WHAT IS EXPECTED: Reproduce every line of the material below, but drop the pictures.

PROVIDED DATA:
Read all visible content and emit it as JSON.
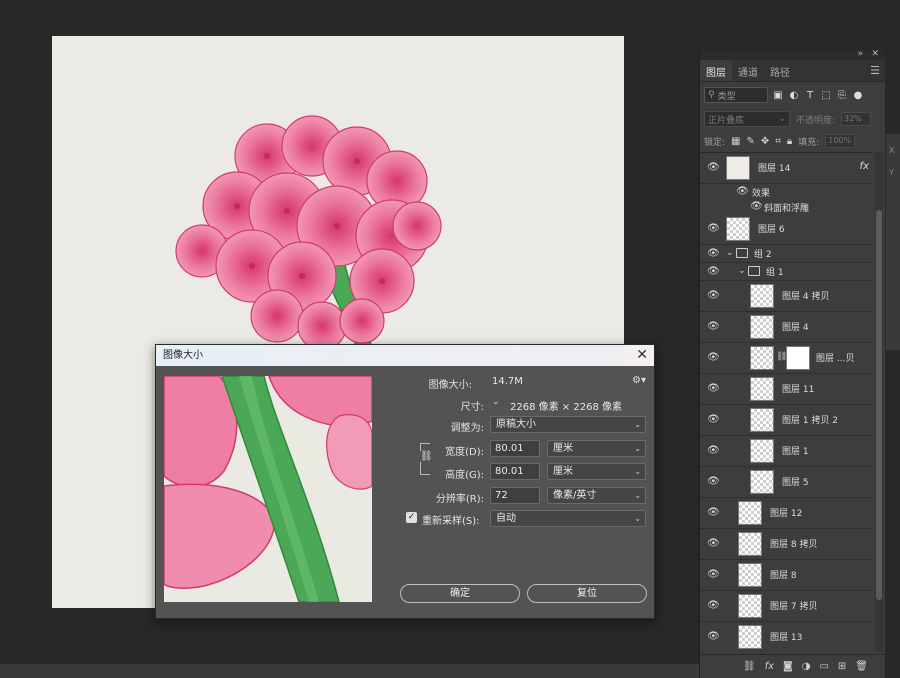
{
  "layers_panel": {
    "tabs": [
      "图层",
      "通道",
      "路径"
    ],
    "active_tab": 0,
    "filter_placeholder": "类型",
    "blend_mode": "正片叠底",
    "opacity_label": "不透明度:",
    "opacity_value": "32%",
    "lock_label": "锁定:",
    "fill_label": "填充:",
    "fill_value": "100%",
    "layers": [
      {
        "name": "图层 14",
        "kind": "layer",
        "thumb": "cream",
        "fx": "fx",
        "indent": 0
      },
      {
        "name": "效果",
        "kind": "effect",
        "indent": 0
      },
      {
        "name": "斜面和浮雕",
        "kind": "effect-item",
        "indent": 0
      },
      {
        "name": "图层 6",
        "kind": "layer",
        "thumb": "checker",
        "indent": 0
      },
      {
        "name": "组 2",
        "kind": "group",
        "indent": 0
      },
      {
        "name": "组 1",
        "kind": "group",
        "indent": 1
      },
      {
        "name": "图层 4 拷贝",
        "kind": "layer",
        "thumb": "checker",
        "indent": 2
      },
      {
        "name": "图层 4",
        "kind": "layer",
        "thumb": "checker",
        "indent": 2
      },
      {
        "name": "图层 ...贝",
        "kind": "masked",
        "thumb": "checker",
        "indent": 2
      },
      {
        "name": "图层 11",
        "kind": "layer",
        "thumb": "checker",
        "indent": 2
      },
      {
        "name": "图层 1 拷贝 2",
        "kind": "layer",
        "thumb": "checker",
        "indent": 2
      },
      {
        "name": "图层 1",
        "kind": "layer",
        "thumb": "checker",
        "indent": 2
      },
      {
        "name": "图层 5",
        "kind": "layer",
        "thumb": "checker",
        "indent": 2
      },
      {
        "name": "图层 12",
        "kind": "layer",
        "thumb": "checker",
        "indent": 1
      },
      {
        "name": "图层 8 拷贝",
        "kind": "layer",
        "thumb": "checker",
        "indent": 1
      },
      {
        "name": "图层 8",
        "kind": "layer",
        "thumb": "checker",
        "indent": 1
      },
      {
        "name": "图层 7 拷贝",
        "kind": "layer",
        "thumb": "checker",
        "indent": 1
      },
      {
        "name": "图层 13",
        "kind": "layer",
        "thumb": "checker",
        "indent": 1
      }
    ]
  },
  "side_mini": {
    "x_label": "X",
    "y_label": "Y"
  },
  "dialog": {
    "title": "图像大小",
    "image_size_label": "图像大小:",
    "image_size_value": "14.7M",
    "dimensions_label": "尺寸:",
    "dimensions_value": "2268 像素 × 2268 像素",
    "fit_to_label": "调整为:",
    "fit_to_value": "原稿大小",
    "width_label": "宽度(D):",
    "width_value": "80.01",
    "width_unit": "厘米",
    "height_label": "高度(G):",
    "height_value": "80.01",
    "height_unit": "厘米",
    "resolution_label": "分辨率(R):",
    "resolution_value": "72",
    "resolution_unit": "像素/英寸",
    "resample_label": "重新采样(S):",
    "resample_value": "自动",
    "resample_checked": true,
    "ok_label": "确定",
    "reset_label": "复位"
  },
  "colors": {
    "flower_pink": "#e8608e",
    "stem_green": "#3fa24e",
    "paper": "#ebeae4",
    "panel_bg": "#3d3d3d",
    "dialog_bg": "#535353"
  }
}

FINISHED TASK:
Read all visible content and emit it as JSON.
{
  "layers_panel": {
    "tabs": [
      "图层",
      "通道",
      "路径"
    ],
    "active_tab": 0,
    "filter_placeholder": "类型",
    "blend_mode": "正片叠底",
    "opacity_label": "不透明度:",
    "opacity_value": "32%",
    "lock_label": "锁定:",
    "fill_label": "填充:",
    "fill_value": "100%",
    "layers": [
      {
        "name": "图层 14",
        "kind": "layer",
        "thumb": "cream",
        "fx": "fx",
        "indent": 0
      },
      {
        "name": "效果",
        "kind": "effect",
        "indent": 0
      },
      {
        "name": "斜面和浮雕",
        "kind": "effect-item",
        "indent": 0
      },
      {
        "name": "图层 6",
        "kind": "layer",
        "thumb": "checker",
        "indent": 0
      },
      {
        "name": "组 2",
        "kind": "group",
        "indent": 0
      },
      {
        "name": "组 1",
        "kind": "group",
        "indent": 1
      },
      {
        "name": "图层 4 拷贝",
        "kind": "layer",
        "thumb": "checker",
        "indent": 2
      },
      {
        "name": "图层 4",
        "kind": "layer",
        "thumb": "checker",
        "indent": 2
      },
      {
        "name": "图层 ...贝",
        "kind": "masked",
        "thumb": "checker",
        "indent": 2
      },
      {
        "name": "图层 11",
        "kind": "layer",
        "thumb": "checker",
        "indent": 2
      },
      {
        "name": "图层 1 拷贝 2",
        "kind": "layer",
        "thumb": "checker",
        "indent": 2
      },
      {
        "name": "图层 1",
        "kind": "layer",
        "thumb": "checker",
        "indent": 2
      },
      {
        "name": "图层 5",
        "kind": "layer",
        "thumb": "checker",
        "indent": 2
      },
      {
        "name": "图层 12",
        "kind": "layer",
        "thumb": "checker",
        "indent": 1
      },
      {
        "name": "图层 8 拷贝",
        "kind": "layer",
        "thumb": "checker",
        "indent": 1
      },
      {
        "name": "图层 8",
        "kind": "layer",
        "thumb": "checker",
        "indent": 1
      },
      {
        "name": "图层 7 拷贝",
        "kind": "layer",
        "thumb": "checker",
        "indent": 1
      },
      {
        "name": "图层 13",
        "kind": "layer",
        "thumb": "checker",
        "indent": 1
      }
    ]
  },
  "side_mini": {
    "x_label": "X",
    "y_label": "Y"
  },
  "dialog": {
    "title": "图像大小",
    "image_size_label": "图像大小:",
    "image_size_value": "14.7M",
    "dimensions_label": "尺寸:",
    "dimensions_value": "2268 像素 × 2268 像素",
    "fit_to_label": "调整为:",
    "fit_to_value": "原稿大小",
    "width_label": "宽度(D):",
    "width_value": "80.01",
    "width_unit": "厘米",
    "height_label": "高度(G):",
    "height_value": "80.01",
    "height_unit": "厘米",
    "resolution_label": "分辨率(R):",
    "resolution_value": "72",
    "resolution_unit": "像素/英寸",
    "resample_label": "重新采样(S):",
    "resample_value": "自动",
    "resample_checked": true,
    "ok_label": "确定",
    "reset_label": "复位"
  },
  "colors": {
    "flower_pink": "#e8608e",
    "stem_green": "#3fa24e",
    "paper": "#ebeae4",
    "panel_bg": "#3d3d3d",
    "dialog_bg": "#535353"
  }
}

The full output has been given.